**RECORDS FOR THE EXERCISE**
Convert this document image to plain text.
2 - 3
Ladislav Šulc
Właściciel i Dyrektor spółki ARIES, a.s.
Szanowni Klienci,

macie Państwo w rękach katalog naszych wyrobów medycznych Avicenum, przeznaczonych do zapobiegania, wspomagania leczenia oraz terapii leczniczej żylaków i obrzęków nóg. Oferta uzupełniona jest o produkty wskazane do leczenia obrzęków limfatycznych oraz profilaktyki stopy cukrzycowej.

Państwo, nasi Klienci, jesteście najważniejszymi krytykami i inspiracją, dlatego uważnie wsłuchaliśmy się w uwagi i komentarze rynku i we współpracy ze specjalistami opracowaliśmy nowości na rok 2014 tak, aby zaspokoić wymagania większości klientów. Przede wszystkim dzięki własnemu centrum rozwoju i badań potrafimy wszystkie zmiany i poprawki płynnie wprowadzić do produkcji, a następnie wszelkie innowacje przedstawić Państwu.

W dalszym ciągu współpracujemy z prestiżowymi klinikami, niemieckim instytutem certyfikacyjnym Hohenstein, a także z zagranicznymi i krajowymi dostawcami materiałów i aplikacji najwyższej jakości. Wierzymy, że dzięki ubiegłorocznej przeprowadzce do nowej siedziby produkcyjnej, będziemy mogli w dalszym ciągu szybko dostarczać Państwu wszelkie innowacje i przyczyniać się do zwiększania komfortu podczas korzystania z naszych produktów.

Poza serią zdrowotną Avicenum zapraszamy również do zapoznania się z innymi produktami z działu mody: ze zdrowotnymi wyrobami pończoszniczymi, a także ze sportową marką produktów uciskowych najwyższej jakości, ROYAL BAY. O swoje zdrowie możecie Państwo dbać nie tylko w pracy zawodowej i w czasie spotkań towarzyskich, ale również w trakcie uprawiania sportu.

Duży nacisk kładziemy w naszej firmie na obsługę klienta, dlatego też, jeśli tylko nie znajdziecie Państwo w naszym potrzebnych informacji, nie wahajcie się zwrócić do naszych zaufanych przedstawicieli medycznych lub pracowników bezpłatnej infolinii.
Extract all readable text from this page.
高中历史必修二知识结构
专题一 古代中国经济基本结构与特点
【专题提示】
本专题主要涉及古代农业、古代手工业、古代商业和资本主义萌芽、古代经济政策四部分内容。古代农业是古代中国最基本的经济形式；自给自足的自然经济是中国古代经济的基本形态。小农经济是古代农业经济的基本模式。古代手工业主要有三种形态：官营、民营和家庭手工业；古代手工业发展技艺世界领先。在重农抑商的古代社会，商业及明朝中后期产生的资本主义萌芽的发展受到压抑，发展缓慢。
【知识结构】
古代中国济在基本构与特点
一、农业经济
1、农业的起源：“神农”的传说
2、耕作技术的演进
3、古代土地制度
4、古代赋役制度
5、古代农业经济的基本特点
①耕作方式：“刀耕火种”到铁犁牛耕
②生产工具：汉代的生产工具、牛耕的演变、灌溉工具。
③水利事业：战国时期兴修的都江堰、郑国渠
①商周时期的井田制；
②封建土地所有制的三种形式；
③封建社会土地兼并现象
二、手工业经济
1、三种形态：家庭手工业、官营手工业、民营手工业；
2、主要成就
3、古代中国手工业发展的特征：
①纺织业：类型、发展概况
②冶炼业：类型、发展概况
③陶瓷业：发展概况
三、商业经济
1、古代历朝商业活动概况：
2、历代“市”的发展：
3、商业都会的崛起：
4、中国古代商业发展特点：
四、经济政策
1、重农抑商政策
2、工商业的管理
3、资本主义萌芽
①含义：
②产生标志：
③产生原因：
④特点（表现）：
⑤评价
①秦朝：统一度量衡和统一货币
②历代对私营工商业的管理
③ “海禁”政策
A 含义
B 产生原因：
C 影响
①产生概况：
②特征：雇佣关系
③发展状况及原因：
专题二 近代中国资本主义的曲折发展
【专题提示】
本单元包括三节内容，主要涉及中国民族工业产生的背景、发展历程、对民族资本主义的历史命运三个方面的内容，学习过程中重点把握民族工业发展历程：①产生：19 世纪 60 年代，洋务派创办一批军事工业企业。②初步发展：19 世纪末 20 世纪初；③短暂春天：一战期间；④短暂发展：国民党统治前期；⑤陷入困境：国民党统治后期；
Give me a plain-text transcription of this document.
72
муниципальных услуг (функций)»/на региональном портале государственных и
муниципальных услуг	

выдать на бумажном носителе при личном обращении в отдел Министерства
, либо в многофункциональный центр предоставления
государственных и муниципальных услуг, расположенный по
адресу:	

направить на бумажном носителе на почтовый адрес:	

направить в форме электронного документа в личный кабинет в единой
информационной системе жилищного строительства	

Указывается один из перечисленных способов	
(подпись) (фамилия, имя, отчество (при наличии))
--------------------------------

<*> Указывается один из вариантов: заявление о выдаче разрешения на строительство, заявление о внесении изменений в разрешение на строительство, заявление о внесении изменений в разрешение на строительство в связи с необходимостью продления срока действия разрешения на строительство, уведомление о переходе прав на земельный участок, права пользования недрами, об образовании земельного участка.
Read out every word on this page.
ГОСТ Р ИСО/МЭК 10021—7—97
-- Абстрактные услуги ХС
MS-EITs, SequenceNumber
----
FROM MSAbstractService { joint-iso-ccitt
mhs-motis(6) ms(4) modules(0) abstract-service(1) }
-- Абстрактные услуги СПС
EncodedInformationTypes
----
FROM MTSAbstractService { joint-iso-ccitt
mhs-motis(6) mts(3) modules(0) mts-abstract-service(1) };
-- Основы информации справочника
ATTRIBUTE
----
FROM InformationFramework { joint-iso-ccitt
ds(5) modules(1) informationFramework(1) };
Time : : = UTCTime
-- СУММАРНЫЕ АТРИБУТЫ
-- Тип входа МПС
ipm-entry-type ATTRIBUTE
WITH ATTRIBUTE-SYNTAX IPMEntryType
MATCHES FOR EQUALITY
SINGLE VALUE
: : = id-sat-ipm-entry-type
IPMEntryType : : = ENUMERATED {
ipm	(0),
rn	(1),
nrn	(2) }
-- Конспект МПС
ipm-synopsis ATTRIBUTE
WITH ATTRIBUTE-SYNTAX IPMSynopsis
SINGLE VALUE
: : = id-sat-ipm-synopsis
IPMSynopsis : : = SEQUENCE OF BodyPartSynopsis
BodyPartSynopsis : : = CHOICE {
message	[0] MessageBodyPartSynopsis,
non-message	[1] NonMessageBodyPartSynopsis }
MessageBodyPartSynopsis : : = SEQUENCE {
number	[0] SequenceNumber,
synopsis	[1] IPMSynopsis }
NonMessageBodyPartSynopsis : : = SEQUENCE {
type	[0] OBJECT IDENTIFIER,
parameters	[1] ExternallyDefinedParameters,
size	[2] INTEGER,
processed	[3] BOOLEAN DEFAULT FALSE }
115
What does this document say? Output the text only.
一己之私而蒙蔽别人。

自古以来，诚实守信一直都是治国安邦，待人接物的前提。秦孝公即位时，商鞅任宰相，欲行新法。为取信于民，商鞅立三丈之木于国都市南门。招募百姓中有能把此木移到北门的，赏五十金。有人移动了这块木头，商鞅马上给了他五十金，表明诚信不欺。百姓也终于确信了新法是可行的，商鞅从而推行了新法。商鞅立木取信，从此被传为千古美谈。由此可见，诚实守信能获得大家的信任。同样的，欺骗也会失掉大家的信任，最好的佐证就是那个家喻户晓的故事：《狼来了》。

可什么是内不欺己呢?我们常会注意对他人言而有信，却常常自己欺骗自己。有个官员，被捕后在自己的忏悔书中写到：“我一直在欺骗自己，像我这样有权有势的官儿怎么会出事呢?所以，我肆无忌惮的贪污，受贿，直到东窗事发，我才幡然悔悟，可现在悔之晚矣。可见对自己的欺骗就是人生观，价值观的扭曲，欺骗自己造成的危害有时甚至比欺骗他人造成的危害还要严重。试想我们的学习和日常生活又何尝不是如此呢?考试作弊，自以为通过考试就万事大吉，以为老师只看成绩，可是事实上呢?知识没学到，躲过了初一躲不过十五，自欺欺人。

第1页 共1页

**WORK TO BE COMPLETED**
Retype nothing except the lines from the line holding "What does this" through the last line of the entries, both included.

**THE ANSWER**
What does this document say? Output the text only.
一己之私而蒙蔽别人。

自古以来，诚实守信一直都是治国安邦，待人接物的前提。秦孝公即位时，商鞅任宰相，欲行新法。为取信于民，商鞅立三丈之木于国都市南门。招募百姓中有能把此木移到北门的，赏五十金。有人移动了这块木头，商鞅马上给了他五十金，表明诚信不欺。百姓也终于确信了新法是可行的，商鞅从而推行了新法。商鞅立木取信，从此被传为千古美谈。由此可见，诚实守信能获得大家的信任。同样的，欺骗也会失掉大家的信任，最好的佐证就是那个家喻户晓的故事：《狼来了》。

可什么是内不欺己呢?我们常会注意对他人言而有信，却常常自己欺骗自己。有个官员，被捕后在自己的忏悔书中写到：“我一直在欺骗自己，像我这样有权有势的官儿怎么会出事呢?所以，我肆无忌惮的贪污，受贿，直到东窗事发，我才幡然悔悟，可现在悔之晚矣。可见对自己的欺骗就是人生观，价值观的扭曲，欺骗自己造成的危害有时甚至比欺骗他人造成的危害还要严重。试想我们的学习和日常生活又何尝不是如此呢?考试作弊，自以为通过考试就万事大吉，以为老师只看成绩，可是事实上呢?知识没学到，躲过了初一躲不过十五，自欺欺人。

第1页 共1页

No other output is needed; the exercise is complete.